- EXERCISE TASK
Take the records underneath and set them down exactly.

# start of AVAILABLE RECORDS

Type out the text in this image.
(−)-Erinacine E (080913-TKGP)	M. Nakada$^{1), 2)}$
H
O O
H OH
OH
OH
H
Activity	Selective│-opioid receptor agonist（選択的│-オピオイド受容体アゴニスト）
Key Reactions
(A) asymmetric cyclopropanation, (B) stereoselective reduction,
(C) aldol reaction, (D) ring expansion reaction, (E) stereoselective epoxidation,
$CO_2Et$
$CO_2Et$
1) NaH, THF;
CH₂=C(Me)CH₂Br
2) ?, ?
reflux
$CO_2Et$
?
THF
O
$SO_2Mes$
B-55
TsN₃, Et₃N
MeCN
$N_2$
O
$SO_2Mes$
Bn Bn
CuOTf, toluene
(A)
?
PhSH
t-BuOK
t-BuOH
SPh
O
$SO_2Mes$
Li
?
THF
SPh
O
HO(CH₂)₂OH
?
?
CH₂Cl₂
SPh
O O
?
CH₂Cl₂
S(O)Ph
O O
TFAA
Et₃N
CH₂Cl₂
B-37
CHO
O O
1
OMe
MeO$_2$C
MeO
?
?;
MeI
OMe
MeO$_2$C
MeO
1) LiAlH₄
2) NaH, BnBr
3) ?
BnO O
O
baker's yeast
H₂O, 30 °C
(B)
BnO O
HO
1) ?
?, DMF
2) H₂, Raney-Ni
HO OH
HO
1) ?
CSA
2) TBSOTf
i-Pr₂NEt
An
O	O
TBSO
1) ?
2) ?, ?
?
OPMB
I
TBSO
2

# end of AVAILABLE RECORDS

- WRITTEN SOLUTION
Type out the text in this image.
(−)-Erinacine E (080913-TKGP)	M. Nakada$^{1), 2)}$
H
O O
H OH
OH
OH
H
Activity	Selective│-opioid receptor agonist（選択的│-オピオイド受容体アゴニスト）
Key Reactions
(A) asymmetric cyclopropanation, (B) stereoselective reduction,
(C) aldol reaction, (D) ring expansion reaction, (E) stereoselective epoxidation,
$CO_2Et$
$CO_2Et$
1) NaH, THF;
CH₂=C(Me)CH₂Br
2) ?, ?
reflux
$CO_2Et$
?
THF
O
$SO_2Mes$
B-55
TsN₃, Et₃N
MeCN
$N_2$
O
$SO_2Mes$
Bn Bn
CuOTf, toluene
(A)
?
PhSH
t-BuOK
t-BuOH
SPh
O
$SO_2Mes$
Li
?
THF
SPh
O
HO(CH₂)₂OH
?
?
CH₂Cl₂
SPh
O O
?
CH₂Cl₂
S(O)Ph
O O
TFAA
Et₃N
CH₂Cl₂
B-37
CHO
O O
1
OMe
MeO$_2$C
MeO
?
?;
MeI
OMe
MeO$_2$C
MeO
1) LiAlH₄
2) NaH, BnBr
3) ?
BnO O
O
baker's yeast
H₂O, 30 °C
(B)
BnO O
HO
1) ?
?, DMF
2) H₂, Raney-Ni
HO OH
HO
1) ?
CSA
2) TBSOTf
i-Pr₂NEt
An
O	O
TBSO
1) ?
2) ?, ?
?
OPMB
I
TBSO
2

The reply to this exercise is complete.